— Start of Records for this exercise —

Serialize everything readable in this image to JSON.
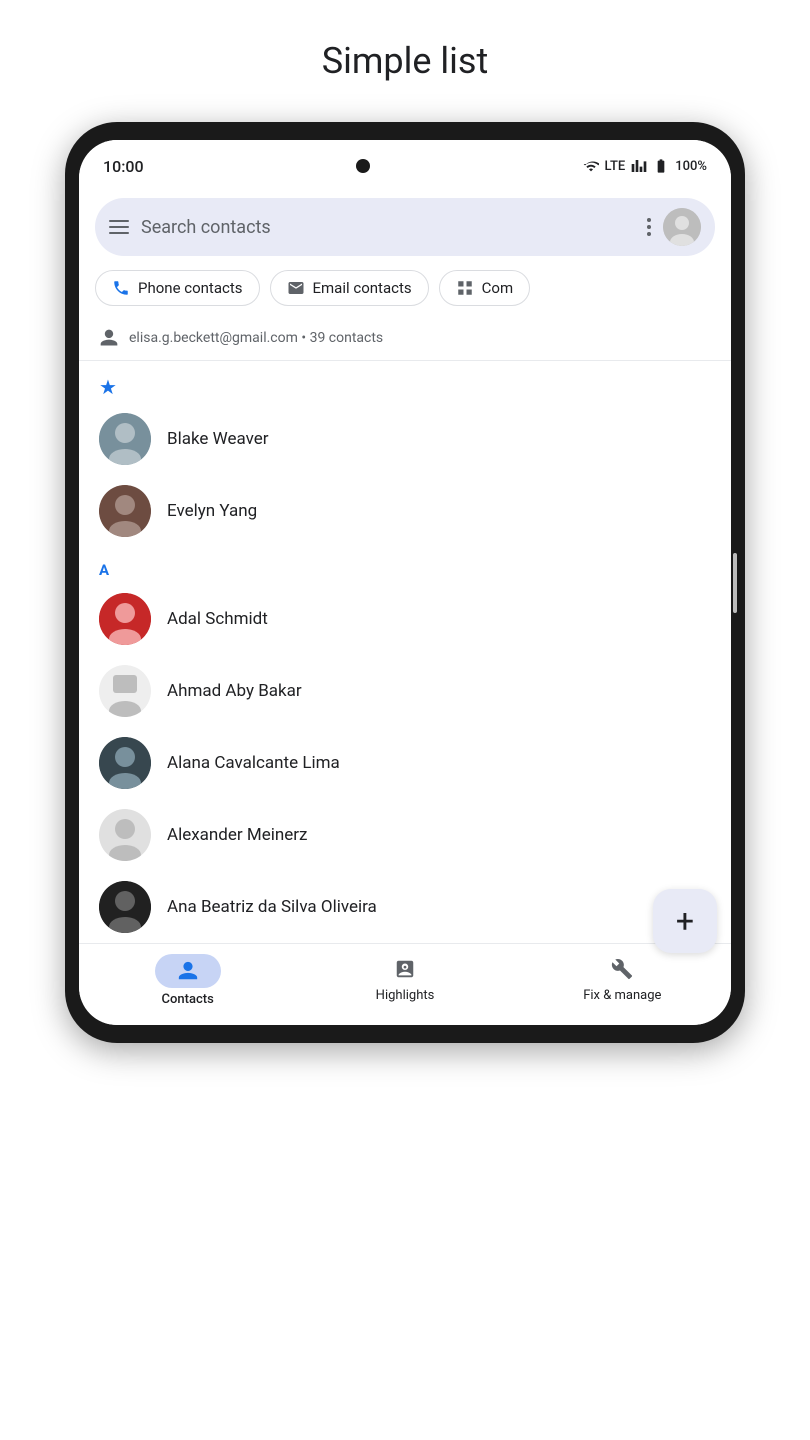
{
  "page": {
    "title": "Simple list"
  },
  "status_bar": {
    "time": "10:00",
    "lte": "LTE",
    "battery": "100%"
  },
  "search": {
    "placeholder": "Search contacts"
  },
  "chips": [
    {
      "label": "Phone contacts",
      "icon": "phone"
    },
    {
      "label": "Email contacts",
      "icon": "email"
    },
    {
      "label": "Com",
      "icon": "grid"
    }
  ],
  "account": {
    "email": "elisa.g.beckett@gmail.com",
    "contacts_count": "39 contacts"
  },
  "contacts": [
    {
      "name": "Blake Weaver",
      "section": "star",
      "avatar_class": "av-blake"
    },
    {
      "name": "Evelyn Yang",
      "section": null,
      "avatar_class": "av-evelyn"
    },
    {
      "name": "Adal Schmidt",
      "section": "A",
      "avatar_class": "av-adal"
    },
    {
      "name": "Ahmad Aby Bakar",
      "section": null,
      "avatar_class": "av-ahmad"
    },
    {
      "name": "Alana Cavalcante Lima",
      "section": null,
      "avatar_class": "av-alana"
    },
    {
      "name": "Alexander Meinerz",
      "section": null,
      "avatar_class": "av-alexander"
    },
    {
      "name": "Ana Beatriz da Silva Oliveira",
      "section": null,
      "avatar_class": "av-ana"
    }
  ],
  "fab": {
    "label": "+"
  },
  "bottom_nav": [
    {
      "label": "Contacts",
      "active": true
    },
    {
      "label": "Highlights",
      "active": false
    },
    {
      "label": "Fix & manage",
      "active": false
    }
  ]
}
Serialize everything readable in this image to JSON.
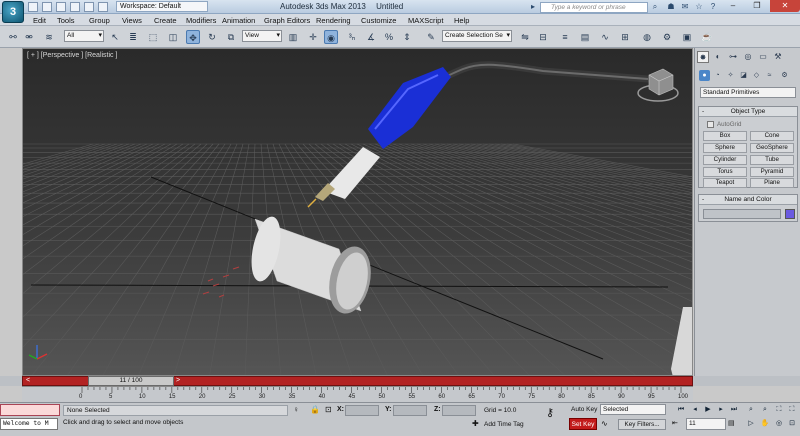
{
  "titlebar": {
    "app_logo": "3",
    "workspace_label": "Workspace: Default",
    "title": "Autodesk 3ds Max 2013",
    "document": "Untitled",
    "search_placeholder": "Type a keyword or phrase"
  },
  "menu": [
    "Edit",
    "Tools",
    "Group",
    "Views",
    "Create",
    "Modifiers",
    "Animation",
    "Graph Editors",
    "Rendering",
    "Customize",
    "MAXScript",
    "Help"
  ],
  "toolbar": {
    "selection_filter": "All",
    "reference_coord": "View",
    "named_selection": "Create Selection Se"
  },
  "viewport": {
    "label": "[ + ] [Perspective ] [Realistic ]",
    "colors": {
      "handle": "#1a2fd6",
      "pipe": "#e0e0e0",
      "grid": "#6c6c6c"
    }
  },
  "command_panel": {
    "primitive_type": "Standard Primitives",
    "object_type_title": "Object Type",
    "autogrid": "AutoGrid",
    "buttons": [
      "Box",
      "Cone",
      "Sphere",
      "GeoSphere",
      "Cylinder",
      "Tube",
      "Torus",
      "Pyramid",
      "Teapot",
      "Plane"
    ],
    "name_color_title": "Name and Color",
    "object_color": "#6a5ae0"
  },
  "timeline": {
    "current": "11 / 100",
    "ticks": [
      "0",
      "5",
      "10",
      "15",
      "20",
      "25",
      "30",
      "35",
      "40",
      "45",
      "50",
      "55",
      "60",
      "65",
      "70",
      "75",
      "80",
      "85",
      "90",
      "95",
      "100"
    ]
  },
  "status": {
    "maxscript": "Welcome to M",
    "selection": "None Selected",
    "prompt": "Click and drag to select and move objects",
    "x_label": "X:",
    "y_label": "Y:",
    "z_label": "Z:",
    "grid": "Grid = 10.0",
    "add_time_tag": "Add Time Tag",
    "auto_key": "Auto Key",
    "key_mode": "Selected",
    "set_key": "Set Key",
    "key_filters": "Key Filters...",
    "frame": "11"
  }
}
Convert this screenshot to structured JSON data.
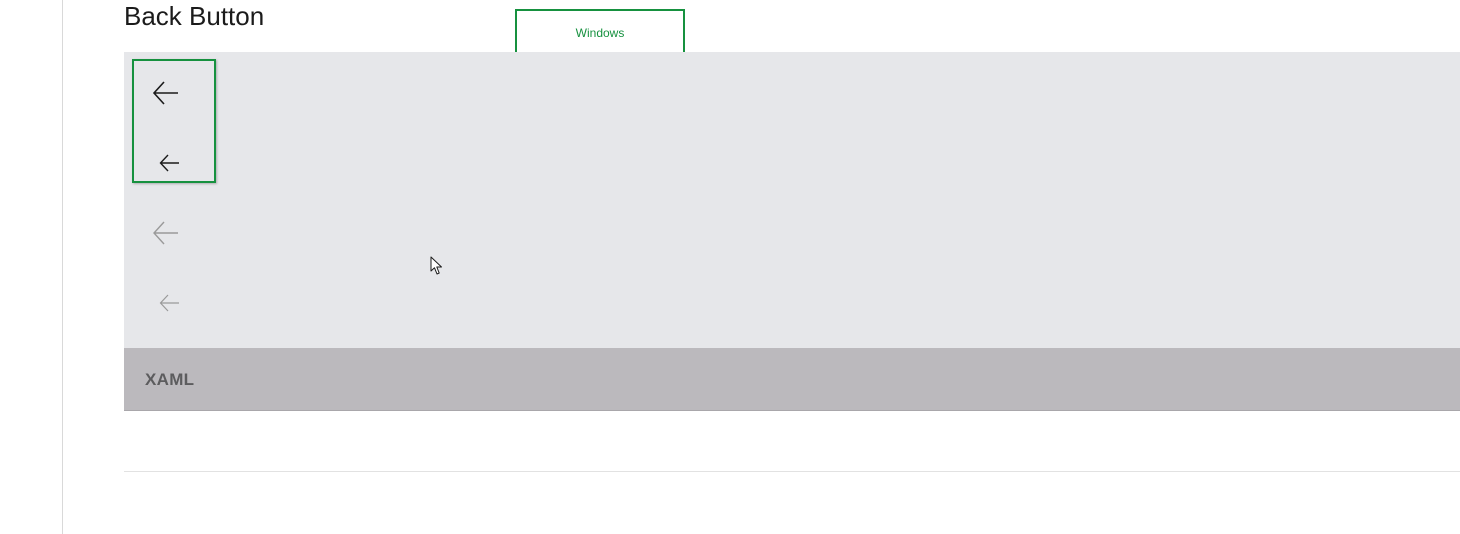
{
  "section": {
    "title": "Back Button"
  },
  "platform_tag": {
    "label": "Windows",
    "color": "#16913f"
  },
  "demo": {
    "buttons": [
      {
        "name": "back-button-normal",
        "icon": "arrow-left-icon",
        "state": "enabled",
        "size": "normal"
      },
      {
        "name": "back-button-small",
        "icon": "arrow-left-icon",
        "state": "enabled",
        "size": "small"
      },
      {
        "name": "back-button-normal-disabled",
        "icon": "arrow-left-icon",
        "state": "disabled",
        "size": "normal"
      },
      {
        "name": "back-button-small-disabled",
        "icon": "arrow-left-icon",
        "state": "disabled",
        "size": "small"
      }
    ],
    "enabled_color": "#1b1b1b",
    "disabled_color": "#9a9a9a",
    "panel_color": "#e6e7ea",
    "highlight_color": "#16913f"
  },
  "code_tab": {
    "label": "XAML",
    "background": "#bbb9bd"
  }
}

— End of Records for this exercise —

__Exercise__. Give an exact reproduction of every line, leaving out any picture.

__Expected answer__.
Serialize everything readable in this image to JSON.
{
  "page": {
    "title": "Simple list"
  },
  "status_bar": {
    "time": "10:00",
    "lte": "LTE",
    "battery": "100%"
  },
  "search": {
    "placeholder": "Search contacts"
  },
  "chips": [
    {
      "label": "Phone contacts",
      "icon": "phone"
    },
    {
      "label": "Email contacts",
      "icon": "email"
    },
    {
      "label": "Com",
      "icon": "grid"
    }
  ],
  "account": {
    "email": "elisa.g.beckett@gmail.com",
    "contacts_count": "39 contacts"
  },
  "contacts": [
    {
      "name": "Blake Weaver",
      "section": "star",
      "avatar_class": "av-blake"
    },
    {
      "name": "Evelyn Yang",
      "section": null,
      "avatar_class": "av-evelyn"
    },
    {
      "name": "Adal Schmidt",
      "section": "A",
      "avatar_class": "av-adal"
    },
    {
      "name": "Ahmad Aby Bakar",
      "section": null,
      "avatar_class": "av-ahmad"
    },
    {
      "name": "Alana Cavalcante Lima",
      "section": null,
      "avatar_class": "av-alana"
    },
    {
      "name": "Alexander Meinerz",
      "section": null,
      "avatar_class": "av-alexander"
    },
    {
      "name": "Ana Beatriz da Silva Oliveira",
      "section": null,
      "avatar_class": "av-ana"
    }
  ],
  "fab": {
    "label": "+"
  },
  "bottom_nav": [
    {
      "label": "Contacts",
      "active": true
    },
    {
      "label": "Highlights",
      "active": false
    },
    {
      "label": "Fix & manage",
      "active": false
    }
  ]
}
Serialize everything readable in this image to JSON.
{
  "titlebar": {
    "app_logo": "3",
    "workspace_label": "Workspace: Default",
    "title": "Autodesk 3ds Max 2013",
    "document": "Untitled",
    "search_placeholder": "Type a keyword or phrase"
  },
  "menu": [
    "Edit",
    "Tools",
    "Group",
    "Views",
    "Create",
    "Modifiers",
    "Animation",
    "Graph Editors",
    "Rendering",
    "Customize",
    "MAXScript",
    "Help"
  ],
  "toolbar": {
    "selection_filter": "All",
    "reference_coord": "View",
    "named_selection": "Create Selection Se"
  },
  "viewport": {
    "label": "[ + ] [Perspective ] [Realistic ]",
    "colors": {
      "handle": "#1a2fd6",
      "pipe": "#e0e0e0",
      "grid": "#6c6c6c"
    }
  },
  "command_panel": {
    "primitive_type": "Standard Primitives",
    "object_type_title": "Object Type",
    "autogrid": "AutoGrid",
    "buttons": [
      "Box",
      "Cone",
      "Sphere",
      "GeoSphere",
      "Cylinder",
      "Tube",
      "Torus",
      "Pyramid",
      "Teapot",
      "Plane"
    ],
    "name_color_title": "Name and Color",
    "object_color": "#6a5ae0"
  },
  "timeline": {
    "current": "11 / 100",
    "ticks": [
      "0",
      "5",
      "10",
      "15",
      "20",
      "25",
      "30",
      "35",
      "40",
      "45",
      "50",
      "55",
      "60",
      "65",
      "70",
      "75",
      "80",
      "85",
      "90",
      "95",
      "100"
    ]
  },
  "status": {
    "maxscript": "Welcome to M",
    "selection": "None Selected",
    "prompt": "Click and drag to select and move objects",
    "x_label": "X:",
    "y_label": "Y:",
    "z_label": "Z:",
    "grid": "Grid = 10.0",
    "add_time_tag": "Add Time Tag",
    "auto_key": "Auto Key",
    "key_mode": "Selected",
    "set_key": "Set Key",
    "key_filters": "Key Filters...",
    "frame": "11"
  }
}
Convert this screenshot to structured JSON data.
{
  "section": {
    "title": "Back Button"
  },
  "platform_tag": {
    "label": "Windows",
    "color": "#16913f"
  },
  "demo": {
    "buttons": [
      {
        "name": "back-button-normal",
        "icon": "arrow-left-icon",
        "state": "enabled",
        "size": "normal"
      },
      {
        "name": "back-button-small",
        "icon": "arrow-left-icon",
        "state": "enabled",
        "size": "small"
      },
      {
        "name": "back-button-normal-disabled",
        "icon": "arrow-left-icon",
        "state": "disabled",
        "size": "normal"
      },
      {
        "name": "back-button-small-disabled",
        "icon": "arrow-left-icon",
        "state": "disabled",
        "size": "small"
      }
    ],
    "enabled_color": "#1b1b1b",
    "disabled_color": "#9a9a9a",
    "panel_color": "#e6e7ea",
    "highlight_color": "#16913f"
  },
  "code_tab": {
    "label": "XAML",
    "background": "#bbb9bd"
  }
}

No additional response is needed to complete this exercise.